→ THE EXERCISE
Copy every entry word for word. Skip the pictures.

[Saved entries]

——

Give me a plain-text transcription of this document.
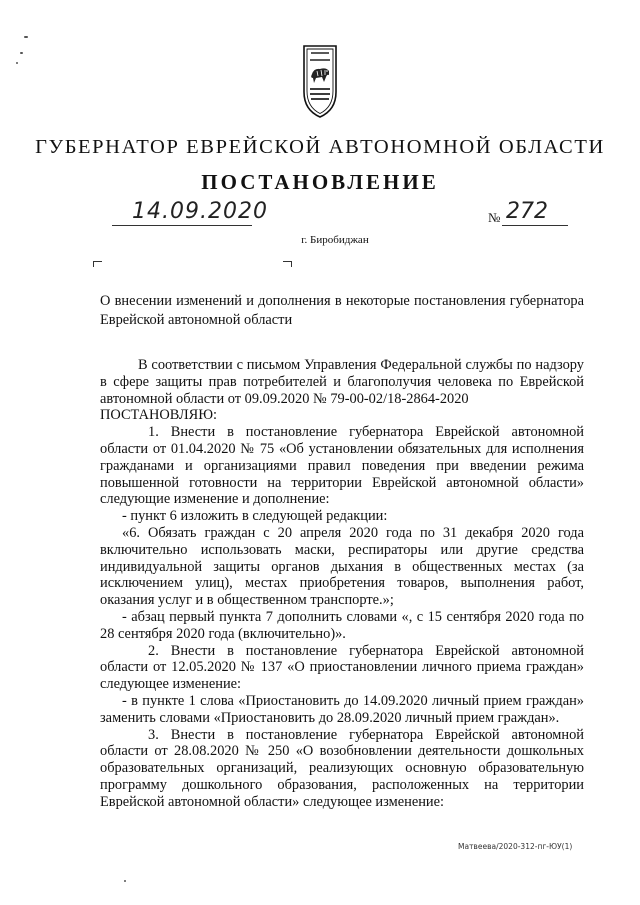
ГУБЕРНАТОР ЕВРЕЙСКОЙ АВТОНОМНОЙ ОБЛАСТИ
ПОСТАНОВЛЕНИЕ
14.09.2020	№ 272
г. Биробиджан

О внесении изменений и дополнения в некоторые постановления губернатора Еврейской автономной области

В соответствии с письмом Управления Федеральной службы по надзору в сфере защиты прав потребителей и благополучия человека по Еврейской автономной области от 09.09.2020 № 79-00-02/18-2864-2020

ПОСТАНОВЛЯЮ:

1. Внести в постановление губернатора Еврейской автономной области от 01.04.2020 № 75 «Об установлении обязательных для исполнения гражданами и организациями правил поведения при введении режима повышенной готовности на территории Еврейской автономной области» следующие изменение и дополнение:

- пункт 6 изложить в следующей редакции:

«6. Обязать граждан с 20 апреля 2020 года по 31 декабря 2020 года включительно использовать маски, респираторы или другие средства индивидуальной защиты органов дыхания в общественных местах (за исключением улиц), местах приобретения товаров, выполнения работ, оказания услуг и в общественном транспорте.»;

- абзац первый пункта 7 дополнить словами «, с 15 сентября 2020 года по 28 сентября 2020 года (включительно)».

2. Внести в постановление губернатора Еврейской автономной области от 12.05.2020 № 137 «О приостановлении личного приема граждан» следующее изменение:

- в пункте 1 слова «Приостановить до 14.09.2020 личный прием граждан» заменить словами «Приостановить до 28.09.2020 личный прием граждан».

3. Внести в постановление губернатора Еврейской автономной области от 28.08.2020 № 250 «О возобновлении деятельности дошкольных образовательных организаций, реализующих основную образовательную программу дошкольного образования, расположенных на территории Еврейской автономной области» следующее изменение:

Матвеева/2020-312-пг-ЮУ(1)
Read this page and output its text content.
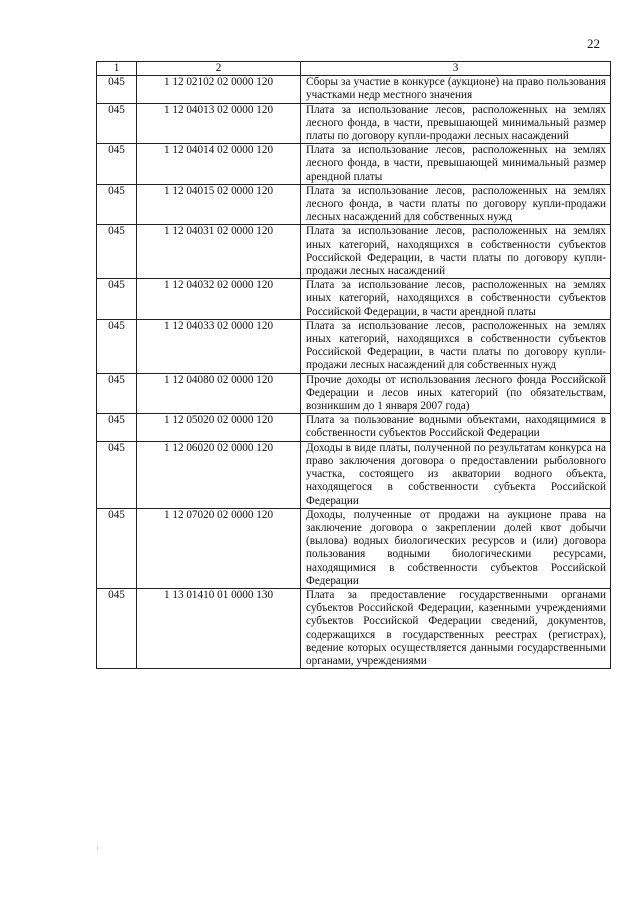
22
1	2	3
045	1 12 02102 02 0000 120	Сборы за участие в конкурсе (аукционе) на право пользования участками недр местного значения
045	1 12 04013 02 0000 120	Плата за использование лесов, расположенных на землях лесного фонда, в части, превышающей минимальный размер платы по договору купли-продажи лесных насаждений
045	1 12 04014 02 0000 120	Плата за использование лесов, расположенных на землях лесного фонда, в части, превышающей минимальный размер арендной платы
045	1 12 04015 02 0000 120	Плата за использование лесов, расположенных на землях лесного фонда, в части платы по договору купли-продажи лесных насаждений для собственных нужд
045	1 12 04031 02 0000 120	Плата за использование лесов, расположенных на землях иных категорий, находящихся в собственности субъектов Российской Федерации, в части платы по договору купли-продажи лесных насаждений
045	1 12 04032 02 0000 120	Плата за использование лесов, расположенных на землях иных категорий, находящихся в собственности субъектов Российской Федерации, в части арендной платы
045	1 12 04033 02 0000 120	Плата за использование лесов, расположенных на землях иных категорий, находящихся в собственности субъектов Российской Федерации, в части платы по договору купли-продажи лесных насаждений для собственных нужд
045	1 12 04080 02 0000 120	Прочие доходы от использования лесного фонда Российской Федерации и лесов иных категорий (по обязательствам, возникшим до 1 января 2007 года)
045	1 12 05020 02 0000 120	Плата за пользование водными объектами, находящимися в собственности субъектов Российской Федерации
045	1 12 06020 02 0000 120	Доходы в виде платы, полученной по результатам конкурса на право заключения договора о предоставлении рыболовного участка, состоящего из акватории водного объекта, находящегося в собственности субъекта Российской Федерации
045	1 12 07020 02 0000 120	Доходы, полученные от продажи на аукционе права на заключение договора о закреплении долей квот добычи (вылова) водных биологических ресурсов и (или) договора пользования водными биологическими ресурсами, находящимися в собственности субъектов Российской Федерации
045	1 13 01410 01 0000 130	Плата за предоставление государственными органами субъектов Российской Федерации, казенными учреждениями субъектов Российской Федерации сведений, документов, содержащихся в государственных реестрах (регистрах), ведение которых осуществляется данными государственными органами, учреждениями
·
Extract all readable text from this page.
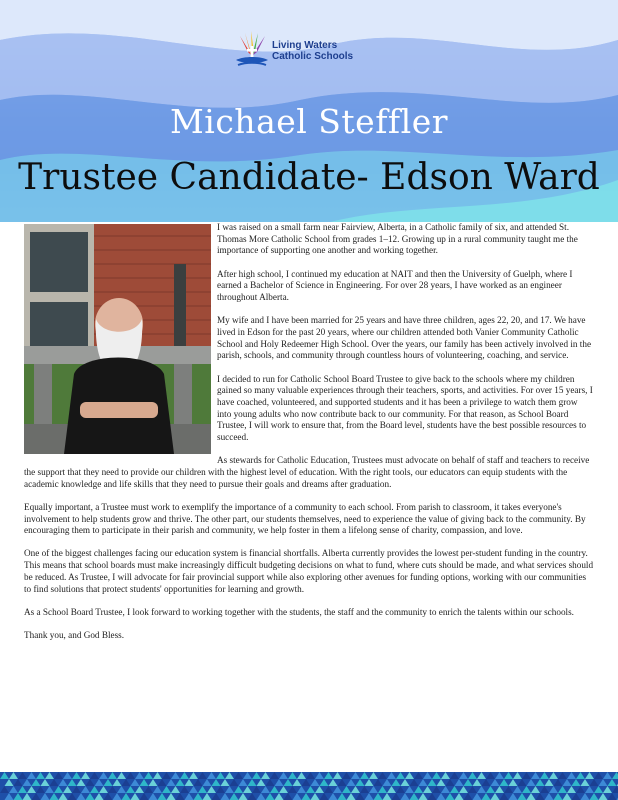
Living Waters
Catholic Schools
Michael Steffler
Trustee Candidate- Edson Ward

I was raised on a small farm near Fairview, Alberta, in a Catholic family of six, and attended St. Thomas More Catholic School from grades 1–12. Growing up in a rural community taught me the importance of supporting one another and working together.

After high school, I continued my education at NAIT and then the University of Guelph, where I earned a Bachelor of Science in Engineering. For over 28 years, I have worked as an engineer throughout Alberta.

My wife and I have been married for 25 years and have three children, ages 22, 20, and 17. We have lived in Edson for the past 20 years, where our children attended both Vanier Community Catholic School and Holy Redeemer High School. Over the years, our family has been actively involved in the parish, schools, and community through countless hours of volunteering, coaching, and service.

I decided to run for Catholic School Board Trustee to give back to the schools where my children gained so many valuable experiences through their teachers, sports, and activities. For over 15 years, I have coached, volunteered, and supported students and it has been a privilege to watch them grow into young adults who now contribute back to our community. For that reason, as School Board Trustee, I will work to ensure that, from the Board level, students have the best possible resources to succeed.

As stewards for Catholic Education, Trustees must advocate on behalf of staff and teachers to receive the support that they need to provide our children with the highest level of education. With the right tools, our educators can equip students with the academic knowledge and life skills that they need to pursue their goals and dreams after graduation.

Equally important, a Trustee must work to exemplify the importance of a community to each school. From parish to classroom, it takes everyone's involvement to help students grow and thrive. The other part, our students themselves, need to experience the value of giving back to the community. By encouraging them to participate in their parish and community, we help foster in them a lifelong sense of charity, compassion, and love.

One of the biggest challenges facing our education system is financial shortfalls. Alberta currently provides the lowest per-student funding in the country. This means that school boards must make increasingly difficult budgeting decisions on what to fund, where cuts should be made, and what services should be reduced. As Trustee, I will advocate for fair provincial support while also exploring other avenues for funding options, working with our communities to find solutions that protect students' opportunities for learning and growth.

As a School Board Trustee, I look forward to working together with the students, the staff and the community to enrich the talents within our schools.

Thank you, and God Bless.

——

→ PROBLEM SOLUTION
Give me a plain-text transcription of this document.
ГУБЕРНАТОР ЕВРЕЙСКОЙ АВТОНОМНОЙ ОБЛАСТИ
ПОСТАНОВЛЕНИЕ
14.09.2020	№ 272
г. Биробиджан

О внесении изменений и дополнения в некоторые постановления губернатора Еврейской автономной области

В соответствии с письмом Управления Федеральной службы по надзору в сфере защиты прав потребителей и благополучия человека по Еврейской автономной области от 09.09.2020 № 79-00-02/18-2864-2020

ПОСТАНОВЛЯЮ:

1. Внести в постановление губернатора Еврейской автономной области от 01.04.2020 № 75 «Об установлении обязательных для исполнения гражданами и организациями правил поведения при введении режима повышенной готовности на территории Еврейской автономной области» следующие изменение и дополнение:

- пункт 6 изложить в следующей редакции:

«6. Обязать граждан с 20 апреля 2020 года по 31 декабря 2020 года включительно использовать маски, респираторы или другие средства индивидуальной защиты органов дыхания в общественных местах (за исключением улиц), местах приобретения товаров, выполнения работ, оказания услуг и в общественном транспорте.»;

- абзац первый пункта 7 дополнить словами «, с 15 сентября 2020 года по 28 сентября 2020 года (включительно)».

2. Внести в постановление губернатора Еврейской автономной области от 12.05.2020 № 137 «О приостановлении личного приема граждан» следующее изменение:

- в пункте 1 слова «Приостановить до 14.09.2020 личный прием граждан» заменить словами «Приостановить до 28.09.2020 личный прием граждан».

3. Внести в постановление губернатора Еврейской автономной области от 28.08.2020 № 250 «О возобновлении деятельности дошкольных образовательных организаций, реализующих основную образовательную программу дошкольного образования, расположенных на территории Еврейской автономной области» следующее изменение:

Матвеева/2020-312-пг-ЮУ(1)
Read this page and output its text content.
22
1	2	3
045	1 12 02102 02 0000 120	Сборы за участие в конкурсе (аукционе) на право пользования участками недр местного значения
045	1 12 04013 02 0000 120	Плата за использование лесов, расположенных на землях лесного фонда, в части, превышающей минимальный размер платы по договору купли-продажи лесных насаждений
045	1 12 04014 02 0000 120	Плата за использование лесов, расположенных на землях лесного фонда, в части, превышающей минимальный размер арендной платы
045	1 12 04015 02 0000 120	Плата за использование лесов, расположенных на землях лесного фонда, в части платы по договору купли-продажи лесных насаждений для собственных нужд
045	1 12 04031 02 0000 120	Плата за использование лесов, расположенных на землях иных категорий, находящихся в собственности субъектов Российской Федерации, в части платы по договору купли-продажи лесных насаждений
045	1 12 04032 02 0000 120	Плата за использование лесов, расположенных на землях иных категорий, находящихся в собственности субъектов Российской Федерации, в части арендной платы
045	1 12 04033 02 0000 120	Плата за использование лесов, расположенных на землях иных категорий, находящихся в собственности субъектов Российской Федерации, в части платы по договору купли-продажи лесных насаждений для собственных нужд
045	1 12 04080 02 0000 120	Прочие доходы от использования лесного фонда Российской Федерации и лесов иных категорий (по обязательствам, возникшим до 1 января 2007 года)
045	1 12 05020 02 0000 120	Плата за пользование водными объектами, находящимися в собственности субъектов Российской Федерации
045	1 12 06020 02 0000 120	Доходы в виде платы, полученной по результатам конкурса на право заключения договора о предоставлении рыболовного участка, состоящего из акватории водного объекта, находящегося в собственности субъекта Российской Федерации
045	1 12 07020 02 0000 120	Доходы, полученные от продажи на аукционе права на заключение договора о закреплении долей квот добычи (вылова) водных биологических ресурсов и (или) договора пользования водными биологическими ресурсами, находящимися в собственности субъектов Российской Федерации
045	1 13 01410 01 0000 130	Плата за предоставление государственными органами субъектов Российской Федерации, казенными учреждениями субъектов Российской Федерации сведений, документов, содержащихся в государственных реестрах (регистрах), ведение которых осуществляется данными государственными органами, учреждениями
·
Extract all readable text from this page.
Living Waters
Catholic Schools
Michael Steffler
Trustee Candidate- Edson Ward

I was raised on a small farm near Fairview, Alberta, in a Catholic family of six, and attended St. Thomas More Catholic School from grades 1–12. Growing up in a rural community taught me the importance of supporting one another and working together.

After high school, I continued my education at NAIT and then the University of Guelph, where I earned a Bachelor of Science in Engineering. For over 28 years, I have worked as an engineer throughout Alberta.

My wife and I have been married for 25 years and have three children, ages 22, 20, and 17. We have lived in Edson for the past 20 years, where our children attended both Vanier Community Catholic School and Holy Redeemer High School. Over the years, our family has been actively involved in the parish, schools, and community through countless hours of volunteering, coaching, and service.

I decided to run for Catholic School Board Trustee to give back to the schools where my children gained so many valuable experiences through their teachers, sports, and activities. For over 15 years, I have coached, volunteered, and supported students and it has been a privilege to watch them grow into young adults who now contribute back to our community. For that reason, as School Board Trustee, I will work to ensure that, from the Board level, students have the best possible resources to succeed.

As stewards for Catholic Education, Trustees must advocate on behalf of staff and teachers to receive the support that they need to provide our children with the highest level of education. With the right tools, our educators can equip students with the academic knowledge and life skills that they need to pursue their goals and dreams after graduation.

Equally important, a Trustee must work to exemplify the importance of a community to each school. From parish to classroom, it takes everyone's involvement to help students grow and thrive. The other part, our students themselves, need to experience the value of giving back to the community. By encouraging them to participate in their parish and community, we help foster in them a lifelong sense of charity, compassion, and love.

One of the biggest challenges facing our education system is financial shortfalls. Alberta currently provides the lowest per-student funding in the country. This means that school boards must make increasingly difficult budgeting decisions on what to fund, where cuts should be made, and what services should be reduced. As Trustee, I will advocate for fair provincial support while also exploring other avenues for funding options, working with our communities to find solutions that protect students' opportunities for learning and growth.

As a School Board Trustee, I look forward to working together with the students, the staff and the community to enrich the talents within our schools.

Thank you, and God Bless.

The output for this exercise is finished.